■ **Source document**
12 commentsSometimes we tend to have this intuition that if a rule applies to all low numbers, than it must apply to all numbers, that there can't be some huge number after which it breaks down (unless of course it explicitly includes that huge number, such as the rule "all numbers are smaller than a billion billion billion").
This is such a powerful intuition, even though it's obviously wrong, that rules that break it are even seen as a problem. For example there is the so-called "hierarchy problem" in physics, which states something like "there is no reason why the weak force is so much stronger than gravity". As if 2 times as strong is somehow fundamentally different than it being 10^24 times as strong from a mathematical perspective. And this has ended up being called a major problem with the standard model, even though it's completely normal from a mathematical perspective.
Reading that and then rereading the post, it all made a whole more sense: why the conjecture is intuitively appealing and why the computational approach doesn't readily result in a proof.

■ **Things to do**
• A. Reproduce the passage on mathematical intuition from "This is such" up to and including "in a proof.".
• B. Write what comes next in the passage on mathematical intuition, starting after its final sentence.

[Element placement data]
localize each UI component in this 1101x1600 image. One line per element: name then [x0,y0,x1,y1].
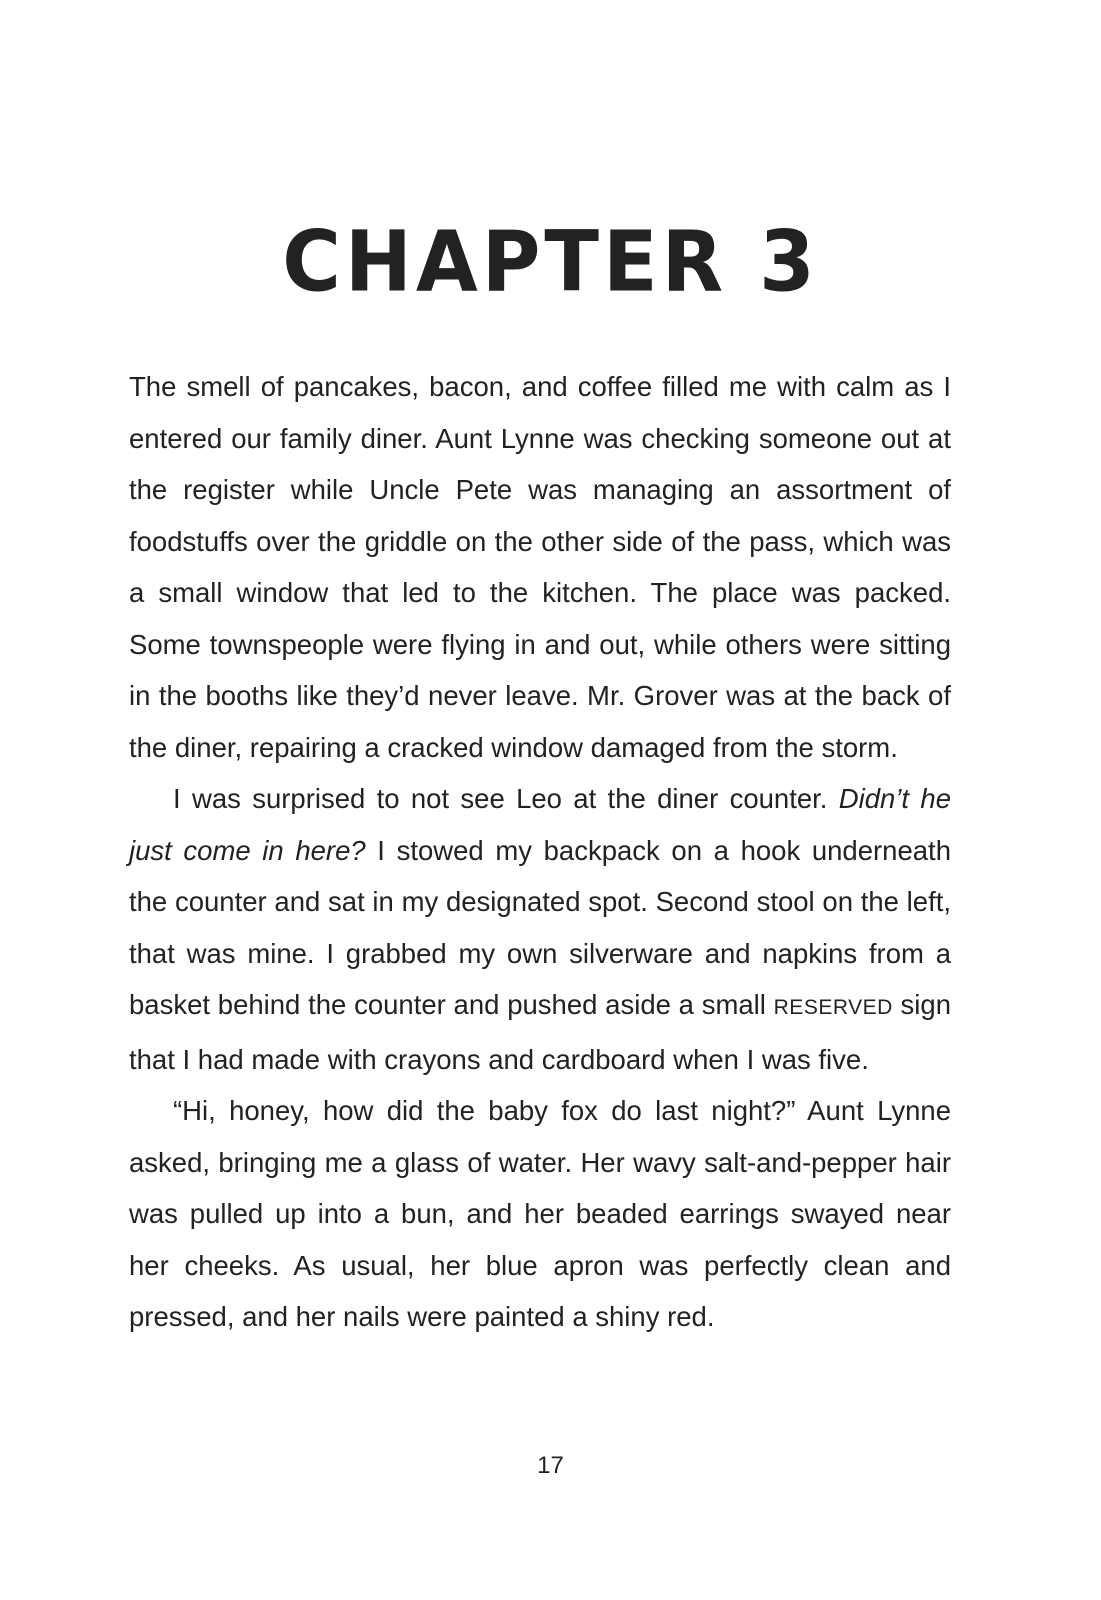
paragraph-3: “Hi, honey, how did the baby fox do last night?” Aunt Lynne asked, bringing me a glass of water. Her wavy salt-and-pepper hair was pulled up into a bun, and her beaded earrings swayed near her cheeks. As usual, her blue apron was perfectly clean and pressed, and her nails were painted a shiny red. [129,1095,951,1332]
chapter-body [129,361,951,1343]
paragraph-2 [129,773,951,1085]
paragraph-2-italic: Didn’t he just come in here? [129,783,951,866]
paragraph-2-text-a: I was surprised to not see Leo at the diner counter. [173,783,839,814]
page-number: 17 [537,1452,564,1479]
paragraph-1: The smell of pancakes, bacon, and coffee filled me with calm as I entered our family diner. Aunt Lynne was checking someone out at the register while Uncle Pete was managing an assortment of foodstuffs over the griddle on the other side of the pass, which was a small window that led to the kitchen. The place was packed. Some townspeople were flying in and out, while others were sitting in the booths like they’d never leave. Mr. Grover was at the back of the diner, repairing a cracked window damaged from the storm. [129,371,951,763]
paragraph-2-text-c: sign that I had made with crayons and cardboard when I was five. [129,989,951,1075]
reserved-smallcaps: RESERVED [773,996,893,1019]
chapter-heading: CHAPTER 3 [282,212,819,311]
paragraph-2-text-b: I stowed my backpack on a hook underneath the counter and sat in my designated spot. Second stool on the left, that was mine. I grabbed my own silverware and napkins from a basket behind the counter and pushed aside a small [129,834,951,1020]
==
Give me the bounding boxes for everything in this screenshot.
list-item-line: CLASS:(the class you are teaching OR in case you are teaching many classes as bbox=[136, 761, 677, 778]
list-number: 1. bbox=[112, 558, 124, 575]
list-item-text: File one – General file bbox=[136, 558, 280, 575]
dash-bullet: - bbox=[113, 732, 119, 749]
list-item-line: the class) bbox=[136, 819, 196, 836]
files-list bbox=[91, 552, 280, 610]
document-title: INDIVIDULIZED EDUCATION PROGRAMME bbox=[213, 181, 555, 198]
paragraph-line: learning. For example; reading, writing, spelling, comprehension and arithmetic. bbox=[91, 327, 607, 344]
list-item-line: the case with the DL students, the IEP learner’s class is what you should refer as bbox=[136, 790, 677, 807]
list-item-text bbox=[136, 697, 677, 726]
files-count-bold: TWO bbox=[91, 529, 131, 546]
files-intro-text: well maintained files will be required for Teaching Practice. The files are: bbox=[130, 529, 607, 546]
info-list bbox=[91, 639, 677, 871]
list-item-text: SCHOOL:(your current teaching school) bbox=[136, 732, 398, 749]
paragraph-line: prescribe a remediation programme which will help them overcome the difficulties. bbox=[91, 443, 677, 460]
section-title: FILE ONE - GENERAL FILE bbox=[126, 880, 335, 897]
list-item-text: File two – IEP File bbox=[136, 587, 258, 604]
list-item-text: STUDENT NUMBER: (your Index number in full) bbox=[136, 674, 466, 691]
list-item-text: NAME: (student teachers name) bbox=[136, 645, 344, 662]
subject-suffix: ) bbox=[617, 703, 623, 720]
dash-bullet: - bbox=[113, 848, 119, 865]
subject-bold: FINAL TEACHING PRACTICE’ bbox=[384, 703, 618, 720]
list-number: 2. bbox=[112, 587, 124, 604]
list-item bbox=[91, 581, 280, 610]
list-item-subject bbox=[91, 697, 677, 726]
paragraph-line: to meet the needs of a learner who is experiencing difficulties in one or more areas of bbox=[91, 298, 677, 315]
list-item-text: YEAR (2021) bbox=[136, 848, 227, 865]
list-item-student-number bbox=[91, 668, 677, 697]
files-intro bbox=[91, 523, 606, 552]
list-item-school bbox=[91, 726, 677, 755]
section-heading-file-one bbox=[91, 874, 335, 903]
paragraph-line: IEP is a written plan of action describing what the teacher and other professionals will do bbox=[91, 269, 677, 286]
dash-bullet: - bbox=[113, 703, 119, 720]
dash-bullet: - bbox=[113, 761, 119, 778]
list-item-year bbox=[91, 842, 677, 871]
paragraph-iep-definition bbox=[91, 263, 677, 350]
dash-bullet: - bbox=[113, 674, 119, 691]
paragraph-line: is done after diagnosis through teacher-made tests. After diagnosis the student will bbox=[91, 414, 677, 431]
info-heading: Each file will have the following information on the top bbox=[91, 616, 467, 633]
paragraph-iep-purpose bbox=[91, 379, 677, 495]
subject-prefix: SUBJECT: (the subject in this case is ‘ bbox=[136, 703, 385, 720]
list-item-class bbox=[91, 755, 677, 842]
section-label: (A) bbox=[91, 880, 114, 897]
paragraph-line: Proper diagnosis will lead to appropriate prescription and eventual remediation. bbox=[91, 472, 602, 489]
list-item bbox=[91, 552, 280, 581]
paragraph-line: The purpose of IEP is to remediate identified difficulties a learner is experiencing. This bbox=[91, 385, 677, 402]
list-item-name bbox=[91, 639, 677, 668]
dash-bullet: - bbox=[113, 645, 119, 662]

■ **Answers to each task**
• A.
This is such a powerful intuition, even though it's obviously wrong, that rules that break it are even seen as a problem. For example there is the so-called "hierarchy problem" in physics, which states something like "there is no reason why the weak force is so much stronger than gravity". As if 2 times as strong is somehow fundamentally different than it being 10^24 times as strong from a mathematical perspective. And this has ended up being called a major problem with the standard model, even though it's completely normal from a mathematical perspective.
Reading that and then rereading the post, it all made a whole more sense: why the conjecture is intuitively appealing and why the computational approach doesn't readily result in a proof.

• B.
Ed: reflecting on my first sentence, I guess I tend to think of proofs as being at least as important a product of math as the raw truth of a statement. A fact is a fact, but a proof represents (some level of) understanding, and that's the good stuff. Experiments are potentially good science, but usually not math.
Could someone explain why the conjecture seemed obviously true? I have no background with it, but just reading the description here, I was caught off guard by the sentence. What made it seem obvious?
The counterexample seems to rely on correlations between edge deletions which makes no sense because the deletions should be independent (in the definition I'm seeing on Wikipedia).
I could be wrong here because I haven't read it in detail but on first sight, it looks like there are some serious issues with mathematical rigour here.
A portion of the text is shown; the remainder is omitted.